Collected data entries:
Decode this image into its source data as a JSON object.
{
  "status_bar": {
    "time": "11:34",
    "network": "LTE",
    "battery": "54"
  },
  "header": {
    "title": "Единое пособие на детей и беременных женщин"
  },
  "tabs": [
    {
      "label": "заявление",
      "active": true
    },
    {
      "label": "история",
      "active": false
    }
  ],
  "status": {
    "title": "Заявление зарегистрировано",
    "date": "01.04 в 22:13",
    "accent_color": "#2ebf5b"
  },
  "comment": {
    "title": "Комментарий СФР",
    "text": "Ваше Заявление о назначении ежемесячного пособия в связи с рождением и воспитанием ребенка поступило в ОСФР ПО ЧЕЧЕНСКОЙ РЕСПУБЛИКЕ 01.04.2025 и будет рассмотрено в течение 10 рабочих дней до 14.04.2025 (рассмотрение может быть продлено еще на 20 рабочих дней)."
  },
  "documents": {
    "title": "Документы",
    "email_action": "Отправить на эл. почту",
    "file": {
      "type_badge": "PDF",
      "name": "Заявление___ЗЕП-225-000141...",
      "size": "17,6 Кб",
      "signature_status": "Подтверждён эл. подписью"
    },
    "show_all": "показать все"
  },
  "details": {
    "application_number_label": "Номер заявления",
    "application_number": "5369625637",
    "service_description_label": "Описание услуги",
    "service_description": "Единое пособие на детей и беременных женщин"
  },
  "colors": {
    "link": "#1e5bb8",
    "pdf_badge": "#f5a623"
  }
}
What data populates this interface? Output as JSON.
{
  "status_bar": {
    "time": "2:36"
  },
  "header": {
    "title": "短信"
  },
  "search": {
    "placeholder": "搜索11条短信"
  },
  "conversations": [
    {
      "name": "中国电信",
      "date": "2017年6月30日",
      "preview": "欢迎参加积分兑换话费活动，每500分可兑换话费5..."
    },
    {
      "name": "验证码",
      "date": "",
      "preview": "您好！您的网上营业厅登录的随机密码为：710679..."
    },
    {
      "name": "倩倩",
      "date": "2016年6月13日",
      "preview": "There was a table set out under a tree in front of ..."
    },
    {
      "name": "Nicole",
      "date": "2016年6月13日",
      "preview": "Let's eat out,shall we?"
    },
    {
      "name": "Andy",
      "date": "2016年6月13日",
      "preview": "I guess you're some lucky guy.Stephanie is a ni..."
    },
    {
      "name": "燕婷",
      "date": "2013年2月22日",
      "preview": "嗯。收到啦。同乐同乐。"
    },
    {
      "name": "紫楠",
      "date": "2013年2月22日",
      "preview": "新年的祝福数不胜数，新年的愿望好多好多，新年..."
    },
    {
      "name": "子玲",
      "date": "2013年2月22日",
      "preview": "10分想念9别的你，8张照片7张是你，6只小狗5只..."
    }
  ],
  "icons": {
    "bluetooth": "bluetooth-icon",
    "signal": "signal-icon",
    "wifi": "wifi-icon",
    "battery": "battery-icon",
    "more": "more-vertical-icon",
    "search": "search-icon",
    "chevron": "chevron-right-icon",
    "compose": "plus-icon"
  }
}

— EXERCISE PROMPT —
Write out the material exactly as given.

— FINISHED EXERCISE —
Decode this image into its source data as a JSON object.
{
  "status_bar": {
    "time": "11:34",
    "network": "LTE",
    "battery": "54"
  },
  "header": {
    "title": "Единое пособие на детей и беременных женщин"
  },
  "tabs": [
    {
      "label": "заявление",
      "active": true
    },
    {
      "label": "история",
      "active": false
    }
  ],
  "status": {
    "title": "Заявление зарегистрировано",
    "date": "01.04 в 22:13",
    "accent_color": "#2ebf5b"
  },
  "comment": {
    "title": "Комментарий СФР",
    "text": "Ваше Заявление о назначении ежемесячного пособия в связи с рождением и воспитанием ребенка поступило в ОСФР ПО ЧЕЧЕНСКОЙ РЕСПУБЛИКЕ 01.04.2025 и будет рассмотрено в течение 10 рабочих дней до 14.04.2025 (рассмотрение может быть продлено еще на 20 рабочих дней)."
  },
  "documents": {
    "title": "Документы",
    "email_action": "Отправить на эл. почту",
    "file": {
      "type_badge": "PDF",
      "name": "Заявление___ЗЕП-225-000141...",
      "size": "17,6 Кб",
      "signature_status": "Подтверждён эл. подписью"
    },
    "show_all": "показать все"
  },
  "details": {
    "application_number_label": "Номер заявления",
    "application_number": "5369625637",
    "service_description_label": "Описание услуги",
    "service_description": "Единое пособие на детей и беременных женщин"
  },
  "colors": {
    "link": "#1e5bb8",
    "pdf_badge": "#f5a623"
  }
}
What data populates this interface? Output as JSON.
{
  "status_bar": {
    "time": "2:36"
  },
  "header": {
    "title": "短信"
  },
  "search": {
    "placeholder": "搜索11条短信"
  },
  "conversations": [
    {
      "name": "中国电信",
      "date": "2017年6月30日",
      "preview": "欢迎参加积分兑换话费活动，每500分可兑换话费5..."
    },
    {
      "name": "验证码",
      "date": "",
      "preview": "您好！您的网上营业厅登录的随机密码为：710679..."
    },
    {
      "name": "倩倩",
      "date": "2016年6月13日",
      "preview": "There was a table set out under a tree in front of ..."
    },
    {
      "name": "Nicole",
      "date": "2016年6月13日",
      "preview": "Let's eat out,shall we?"
    },
    {
      "name": "Andy",
      "date": "2016年6月13日",
      "preview": "I guess you're some lucky guy.Stephanie is a ni..."
    },
    {
      "name": "燕婷",
      "date": "2013年2月22日",
      "preview": "嗯。收到啦。同乐同乐。"
    },
    {
      "name": "紫楠",
      "date": "2013年2月22日",
      "preview": "新年的祝福数不胜数，新年的愿望好多好多，新年..."
    },
    {
      "name": "子玲",
      "date": "2013年2月22日",
      "preview": "10分想念9别的你，8张照片7张是你，6只小狗5只..."
    }
  ],
  "icons": {
    "bluetooth": "bluetooth-icon",
    "signal": "signal-icon",
    "wifi": "wifi-icon",
    "battery": "battery-icon",
    "more": "more-vertical-icon",
    "search": "search-icon",
    "chevron": "chevron-right-icon",
    "compose": "plus-icon"
  }
}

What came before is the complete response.